* Exercise data *
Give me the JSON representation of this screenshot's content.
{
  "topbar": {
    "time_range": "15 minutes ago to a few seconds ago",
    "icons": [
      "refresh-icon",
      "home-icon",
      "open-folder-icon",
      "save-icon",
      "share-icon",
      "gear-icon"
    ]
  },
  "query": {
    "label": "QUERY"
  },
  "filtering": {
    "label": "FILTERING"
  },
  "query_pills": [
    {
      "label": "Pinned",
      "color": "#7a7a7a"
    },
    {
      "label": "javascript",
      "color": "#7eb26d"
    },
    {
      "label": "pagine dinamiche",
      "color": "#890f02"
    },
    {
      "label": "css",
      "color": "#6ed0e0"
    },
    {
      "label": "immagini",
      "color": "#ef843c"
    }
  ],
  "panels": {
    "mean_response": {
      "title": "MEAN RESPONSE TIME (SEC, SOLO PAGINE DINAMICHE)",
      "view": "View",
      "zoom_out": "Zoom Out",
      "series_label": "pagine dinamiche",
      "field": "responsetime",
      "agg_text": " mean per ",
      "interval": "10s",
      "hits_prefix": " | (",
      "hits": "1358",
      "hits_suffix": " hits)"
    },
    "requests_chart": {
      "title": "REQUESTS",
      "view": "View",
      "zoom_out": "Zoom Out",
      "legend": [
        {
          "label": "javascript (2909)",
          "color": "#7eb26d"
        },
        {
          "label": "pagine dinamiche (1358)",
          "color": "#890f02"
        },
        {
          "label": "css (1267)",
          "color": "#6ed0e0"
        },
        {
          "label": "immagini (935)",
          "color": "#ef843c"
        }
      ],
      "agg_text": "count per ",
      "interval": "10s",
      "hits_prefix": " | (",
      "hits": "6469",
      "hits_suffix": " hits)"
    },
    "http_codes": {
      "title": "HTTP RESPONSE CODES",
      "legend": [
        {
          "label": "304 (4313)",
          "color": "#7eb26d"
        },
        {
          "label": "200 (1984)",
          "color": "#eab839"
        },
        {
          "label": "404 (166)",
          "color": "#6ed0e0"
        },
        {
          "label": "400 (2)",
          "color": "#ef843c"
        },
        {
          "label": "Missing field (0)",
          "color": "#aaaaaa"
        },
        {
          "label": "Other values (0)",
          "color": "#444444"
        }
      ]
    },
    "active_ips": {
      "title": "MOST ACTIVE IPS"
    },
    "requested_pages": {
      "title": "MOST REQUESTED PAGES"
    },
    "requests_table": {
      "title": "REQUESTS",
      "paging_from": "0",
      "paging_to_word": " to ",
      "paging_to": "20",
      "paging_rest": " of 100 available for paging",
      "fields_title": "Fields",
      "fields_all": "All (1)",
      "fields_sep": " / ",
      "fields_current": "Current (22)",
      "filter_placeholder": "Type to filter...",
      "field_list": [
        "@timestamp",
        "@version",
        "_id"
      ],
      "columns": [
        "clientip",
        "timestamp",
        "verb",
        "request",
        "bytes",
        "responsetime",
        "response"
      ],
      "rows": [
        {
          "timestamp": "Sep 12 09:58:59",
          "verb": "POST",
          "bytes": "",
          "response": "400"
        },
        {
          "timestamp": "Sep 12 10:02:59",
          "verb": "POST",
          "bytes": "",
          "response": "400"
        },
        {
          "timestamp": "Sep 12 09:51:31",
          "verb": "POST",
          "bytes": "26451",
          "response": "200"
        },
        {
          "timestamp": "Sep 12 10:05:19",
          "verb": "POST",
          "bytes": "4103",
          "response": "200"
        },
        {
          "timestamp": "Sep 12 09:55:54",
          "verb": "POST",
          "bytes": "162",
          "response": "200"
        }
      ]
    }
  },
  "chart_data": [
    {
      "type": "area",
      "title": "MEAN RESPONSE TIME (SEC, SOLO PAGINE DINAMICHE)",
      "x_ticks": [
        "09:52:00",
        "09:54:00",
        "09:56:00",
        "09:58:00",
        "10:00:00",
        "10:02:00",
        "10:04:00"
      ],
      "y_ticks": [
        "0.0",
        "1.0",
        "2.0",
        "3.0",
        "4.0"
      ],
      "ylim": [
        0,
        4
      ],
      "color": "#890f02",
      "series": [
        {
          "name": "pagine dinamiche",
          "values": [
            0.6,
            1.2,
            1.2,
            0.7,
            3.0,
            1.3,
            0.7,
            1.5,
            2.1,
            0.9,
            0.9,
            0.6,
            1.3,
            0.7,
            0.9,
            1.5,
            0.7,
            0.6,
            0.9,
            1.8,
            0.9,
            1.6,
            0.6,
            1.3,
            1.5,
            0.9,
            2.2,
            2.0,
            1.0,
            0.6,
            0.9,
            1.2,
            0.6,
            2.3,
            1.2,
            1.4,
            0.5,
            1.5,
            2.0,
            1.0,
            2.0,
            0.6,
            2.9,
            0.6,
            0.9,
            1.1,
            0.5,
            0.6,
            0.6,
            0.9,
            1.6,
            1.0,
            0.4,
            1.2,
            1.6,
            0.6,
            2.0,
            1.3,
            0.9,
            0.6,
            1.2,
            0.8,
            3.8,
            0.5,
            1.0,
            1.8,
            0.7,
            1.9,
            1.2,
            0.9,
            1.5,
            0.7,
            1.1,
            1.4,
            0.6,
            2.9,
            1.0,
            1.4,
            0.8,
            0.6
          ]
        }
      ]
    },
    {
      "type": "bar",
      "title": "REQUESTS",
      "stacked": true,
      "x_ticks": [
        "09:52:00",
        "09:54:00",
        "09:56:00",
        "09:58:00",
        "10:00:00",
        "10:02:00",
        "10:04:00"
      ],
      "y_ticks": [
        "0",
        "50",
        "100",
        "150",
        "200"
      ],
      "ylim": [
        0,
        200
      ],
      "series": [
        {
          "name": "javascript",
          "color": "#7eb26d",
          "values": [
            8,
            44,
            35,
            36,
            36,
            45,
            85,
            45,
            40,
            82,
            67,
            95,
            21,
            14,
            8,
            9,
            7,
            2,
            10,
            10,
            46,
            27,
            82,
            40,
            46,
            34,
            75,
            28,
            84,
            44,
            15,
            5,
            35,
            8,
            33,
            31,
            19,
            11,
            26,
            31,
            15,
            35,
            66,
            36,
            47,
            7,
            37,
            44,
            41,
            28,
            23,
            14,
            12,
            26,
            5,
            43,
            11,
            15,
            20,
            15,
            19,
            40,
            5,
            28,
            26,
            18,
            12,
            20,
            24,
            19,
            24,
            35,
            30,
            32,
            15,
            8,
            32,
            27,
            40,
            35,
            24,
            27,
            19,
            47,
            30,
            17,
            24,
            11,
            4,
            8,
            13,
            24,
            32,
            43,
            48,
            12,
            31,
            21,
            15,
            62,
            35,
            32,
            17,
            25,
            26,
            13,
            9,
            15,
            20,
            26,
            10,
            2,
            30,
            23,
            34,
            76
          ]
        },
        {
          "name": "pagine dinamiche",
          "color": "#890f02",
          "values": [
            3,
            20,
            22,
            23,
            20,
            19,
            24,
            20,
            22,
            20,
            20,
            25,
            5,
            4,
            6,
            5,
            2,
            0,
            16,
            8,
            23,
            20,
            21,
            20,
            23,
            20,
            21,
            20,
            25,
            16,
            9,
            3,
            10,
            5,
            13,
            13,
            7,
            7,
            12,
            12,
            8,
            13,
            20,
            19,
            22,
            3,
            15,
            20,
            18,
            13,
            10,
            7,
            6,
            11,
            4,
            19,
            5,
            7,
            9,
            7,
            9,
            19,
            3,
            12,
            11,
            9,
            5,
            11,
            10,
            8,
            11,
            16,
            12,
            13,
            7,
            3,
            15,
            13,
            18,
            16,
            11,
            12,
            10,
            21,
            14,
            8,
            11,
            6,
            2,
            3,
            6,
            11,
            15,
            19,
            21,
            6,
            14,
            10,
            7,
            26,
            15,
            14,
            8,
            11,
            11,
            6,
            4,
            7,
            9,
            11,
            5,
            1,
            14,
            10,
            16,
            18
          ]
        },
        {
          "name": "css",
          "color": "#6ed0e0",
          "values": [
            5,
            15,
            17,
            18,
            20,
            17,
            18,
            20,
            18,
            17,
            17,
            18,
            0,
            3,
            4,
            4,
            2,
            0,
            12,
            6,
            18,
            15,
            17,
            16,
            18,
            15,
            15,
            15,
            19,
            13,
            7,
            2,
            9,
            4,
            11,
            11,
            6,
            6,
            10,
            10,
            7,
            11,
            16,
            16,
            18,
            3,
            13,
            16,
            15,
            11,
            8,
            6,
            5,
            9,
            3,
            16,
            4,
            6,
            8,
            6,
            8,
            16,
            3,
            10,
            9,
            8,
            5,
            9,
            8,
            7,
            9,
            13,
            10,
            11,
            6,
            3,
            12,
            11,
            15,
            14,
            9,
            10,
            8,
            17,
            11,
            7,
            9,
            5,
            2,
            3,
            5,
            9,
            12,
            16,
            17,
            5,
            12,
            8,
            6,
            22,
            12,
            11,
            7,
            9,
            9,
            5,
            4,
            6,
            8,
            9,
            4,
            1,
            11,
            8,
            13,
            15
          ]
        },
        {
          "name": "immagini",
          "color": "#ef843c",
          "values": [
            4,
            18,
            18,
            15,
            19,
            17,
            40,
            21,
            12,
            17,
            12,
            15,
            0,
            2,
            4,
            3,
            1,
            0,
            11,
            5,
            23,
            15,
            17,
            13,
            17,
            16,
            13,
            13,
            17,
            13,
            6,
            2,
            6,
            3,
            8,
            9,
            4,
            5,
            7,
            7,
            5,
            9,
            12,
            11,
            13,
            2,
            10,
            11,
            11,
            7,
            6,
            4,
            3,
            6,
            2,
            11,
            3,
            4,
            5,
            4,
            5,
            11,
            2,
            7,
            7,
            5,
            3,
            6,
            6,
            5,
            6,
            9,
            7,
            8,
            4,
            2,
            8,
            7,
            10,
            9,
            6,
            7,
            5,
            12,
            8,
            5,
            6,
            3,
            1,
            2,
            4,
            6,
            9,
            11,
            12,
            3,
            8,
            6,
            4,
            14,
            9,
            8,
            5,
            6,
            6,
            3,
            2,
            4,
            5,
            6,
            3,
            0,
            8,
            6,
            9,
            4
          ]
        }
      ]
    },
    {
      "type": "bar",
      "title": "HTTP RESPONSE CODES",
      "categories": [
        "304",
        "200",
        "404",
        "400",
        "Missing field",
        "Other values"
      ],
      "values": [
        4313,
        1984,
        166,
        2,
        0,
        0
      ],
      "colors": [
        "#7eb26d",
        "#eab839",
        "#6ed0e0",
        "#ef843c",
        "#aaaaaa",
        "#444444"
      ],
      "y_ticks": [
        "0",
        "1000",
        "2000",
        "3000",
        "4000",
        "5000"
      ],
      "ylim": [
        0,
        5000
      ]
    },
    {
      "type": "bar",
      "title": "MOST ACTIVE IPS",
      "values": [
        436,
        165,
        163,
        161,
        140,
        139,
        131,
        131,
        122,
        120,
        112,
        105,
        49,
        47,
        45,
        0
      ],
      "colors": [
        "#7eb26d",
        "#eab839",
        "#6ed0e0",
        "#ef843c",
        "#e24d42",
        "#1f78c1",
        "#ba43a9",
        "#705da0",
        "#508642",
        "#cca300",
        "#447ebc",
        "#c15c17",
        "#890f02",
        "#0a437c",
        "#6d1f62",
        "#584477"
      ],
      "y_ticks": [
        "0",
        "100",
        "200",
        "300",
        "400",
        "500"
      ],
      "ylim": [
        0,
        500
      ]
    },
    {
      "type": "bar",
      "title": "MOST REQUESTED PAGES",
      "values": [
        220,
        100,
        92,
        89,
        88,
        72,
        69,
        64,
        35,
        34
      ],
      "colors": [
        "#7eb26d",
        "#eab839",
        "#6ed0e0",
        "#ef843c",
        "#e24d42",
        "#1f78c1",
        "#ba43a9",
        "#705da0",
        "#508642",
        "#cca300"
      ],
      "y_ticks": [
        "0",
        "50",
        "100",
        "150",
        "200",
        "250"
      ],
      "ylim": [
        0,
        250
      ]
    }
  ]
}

* Short problem *
Give every line of the material that includes the string "bytes".

* Answer to the problem *
        "bytes",
          "bytes": "",
          "bytes": "",
          "bytes": "26451",
          "bytes": "4103",
          "bytes": "162",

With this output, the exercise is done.